**Aim of the exercise**
Print each line of the listing once more, precisely as given.

**Available data**
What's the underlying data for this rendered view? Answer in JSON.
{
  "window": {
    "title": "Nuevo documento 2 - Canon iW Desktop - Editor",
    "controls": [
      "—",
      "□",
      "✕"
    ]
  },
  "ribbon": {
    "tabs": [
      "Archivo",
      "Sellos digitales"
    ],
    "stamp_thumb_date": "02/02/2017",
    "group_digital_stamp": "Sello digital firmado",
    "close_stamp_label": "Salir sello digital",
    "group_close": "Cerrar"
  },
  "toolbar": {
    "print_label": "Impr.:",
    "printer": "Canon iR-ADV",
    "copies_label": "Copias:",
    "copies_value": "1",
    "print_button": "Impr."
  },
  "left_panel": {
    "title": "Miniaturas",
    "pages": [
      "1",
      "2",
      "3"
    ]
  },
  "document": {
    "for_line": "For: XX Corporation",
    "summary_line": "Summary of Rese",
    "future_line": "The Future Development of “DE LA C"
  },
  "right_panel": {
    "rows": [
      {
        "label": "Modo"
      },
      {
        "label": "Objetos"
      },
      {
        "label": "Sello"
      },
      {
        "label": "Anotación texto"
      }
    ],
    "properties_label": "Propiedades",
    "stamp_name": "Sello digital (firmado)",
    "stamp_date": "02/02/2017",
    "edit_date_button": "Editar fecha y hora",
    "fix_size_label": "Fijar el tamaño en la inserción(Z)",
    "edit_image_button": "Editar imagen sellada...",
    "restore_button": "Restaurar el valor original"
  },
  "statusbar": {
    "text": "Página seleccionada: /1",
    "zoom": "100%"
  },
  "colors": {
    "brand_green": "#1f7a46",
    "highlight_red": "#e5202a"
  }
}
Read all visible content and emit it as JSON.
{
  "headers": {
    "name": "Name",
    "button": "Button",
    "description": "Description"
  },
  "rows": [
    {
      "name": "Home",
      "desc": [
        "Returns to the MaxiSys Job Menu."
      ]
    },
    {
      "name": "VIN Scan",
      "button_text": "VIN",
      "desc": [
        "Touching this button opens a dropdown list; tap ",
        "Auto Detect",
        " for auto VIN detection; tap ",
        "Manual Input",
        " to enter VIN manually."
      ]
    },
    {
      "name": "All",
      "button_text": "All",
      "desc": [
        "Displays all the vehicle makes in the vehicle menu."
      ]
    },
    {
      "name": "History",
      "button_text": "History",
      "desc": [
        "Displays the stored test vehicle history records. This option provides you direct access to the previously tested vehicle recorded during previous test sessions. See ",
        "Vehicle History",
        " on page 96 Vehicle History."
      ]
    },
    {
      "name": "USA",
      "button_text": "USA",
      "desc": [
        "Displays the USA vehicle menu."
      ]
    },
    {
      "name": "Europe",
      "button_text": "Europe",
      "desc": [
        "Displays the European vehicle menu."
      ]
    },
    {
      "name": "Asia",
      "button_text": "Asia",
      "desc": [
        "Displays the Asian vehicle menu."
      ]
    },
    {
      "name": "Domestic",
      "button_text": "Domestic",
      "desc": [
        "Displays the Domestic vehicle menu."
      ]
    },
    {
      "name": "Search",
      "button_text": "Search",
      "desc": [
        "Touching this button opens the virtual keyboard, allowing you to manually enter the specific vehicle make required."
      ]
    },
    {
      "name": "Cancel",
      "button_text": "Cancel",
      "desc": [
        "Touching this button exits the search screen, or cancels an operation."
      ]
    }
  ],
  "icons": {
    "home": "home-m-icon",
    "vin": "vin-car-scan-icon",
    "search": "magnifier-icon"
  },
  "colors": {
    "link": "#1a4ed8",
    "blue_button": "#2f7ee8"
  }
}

**Task response**
What's the underlying data for this rendered view? Answer in JSON.
{
  "window": {
    "title": "Nuevo documento 2 - Canon iW Desktop - Editor",
    "controls": [
      "—",
      "□",
      "✕"
    ]
  },
  "ribbon": {
    "tabs": [
      "Archivo",
      "Sellos digitales"
    ],
    "stamp_thumb_date": "02/02/2017",
    "group_digital_stamp": "Sello digital firmado",
    "close_stamp_label": "Salir sello digital",
    "group_close": "Cerrar"
  },
  "toolbar": {
    "print_label": "Impr.:",
    "printer": "Canon iR-ADV",
    "copies_label": "Copias:",
    "copies_value": "1",
    "print_button": "Impr."
  },
  "left_panel": {
    "title": "Miniaturas",
    "pages": [
      "1",
      "2",
      "3"
    ]
  },
  "document": {
    "for_line": "For: XX Corporation",
    "summary_line": "Summary of Rese",
    "future_line": "The Future Development of “DE LA C"
  },
  "right_panel": {
    "rows": [
      {
        "label": "Modo"
      },
      {
        "label": "Objetos"
      },
      {
        "label": "Sello"
      },
      {
        "label": "Anotación texto"
      }
    ],
    "properties_label": "Propiedades",
    "stamp_name": "Sello digital (firmado)",
    "stamp_date": "02/02/2017",
    "edit_date_button": "Editar fecha y hora",
    "fix_size_label": "Fijar el tamaño en la inserción(Z)",
    "edit_image_button": "Editar imagen sellada...",
    "restore_button": "Restaurar el valor original"
  },
  "statusbar": {
    "text": "Página seleccionada: /1",
    "zoom": "100%"
  },
  "colors": {
    "brand_green": "#1f7a46",
    "highlight_red": "#e5202a"
  }
}
Read all visible content and emit it as JSON.
{
  "headers": {
    "name": "Name",
    "button": "Button",
    "description": "Description"
  },
  "rows": [
    {
      "name": "Home",
      "desc": [
        "Returns to the MaxiSys Job Menu."
      ]
    },
    {
      "name": "VIN Scan",
      "button_text": "VIN",
      "desc": [
        "Touching this button opens a dropdown list; tap ",
        "Auto Detect",
        " for auto VIN detection; tap ",
        "Manual Input",
        " to enter VIN manually."
      ]
    },
    {
      "name": "All",
      "button_text": "All",
      "desc": [
        "Displays all the vehicle makes in the vehicle menu."
      ]
    },
    {
      "name": "History",
      "button_text": "History",
      "desc": [
        "Displays the stored test vehicle history records. This option provides you direct access to the previously tested vehicle recorded during previous test sessions. See ",
        "Vehicle History",
        " on page 96 Vehicle History."
      ]
    },
    {
      "name": "USA",
      "button_text": "USA",
      "desc": [
        "Displays the USA vehicle menu."
      ]
    },
    {
      "name": "Europe",
      "button_text": "Europe",
      "desc": [
        "Displays the European vehicle menu."
      ]
    },
    {
      "name": "Asia",
      "button_text": "Asia",
      "desc": [
        "Displays the Asian vehicle menu."
      ]
    },
    {
      "name": "Domestic",
      "button_text": "Domestic",
      "desc": [
        "Displays the Domestic vehicle menu."
      ]
    },
    {
      "name": "Search",
      "button_text": "Search",
      "desc": [
        "Touching this button opens the virtual keyboard, allowing you to manually enter the specific vehicle make required."
      ]
    },
    {
      "name": "Cancel",
      "button_text": "Cancel",
      "desc": [
        "Touching this button exits the search screen, or cancels an operation."
      ]
    }
  ],
  "icons": {
    "home": "home-m-icon",
    "vin": "vin-car-scan-icon",
    "search": "magnifier-icon"
  },
  "colors": {
    "link": "#1a4ed8",
    "blue_button": "#2f7ee8"
  }
}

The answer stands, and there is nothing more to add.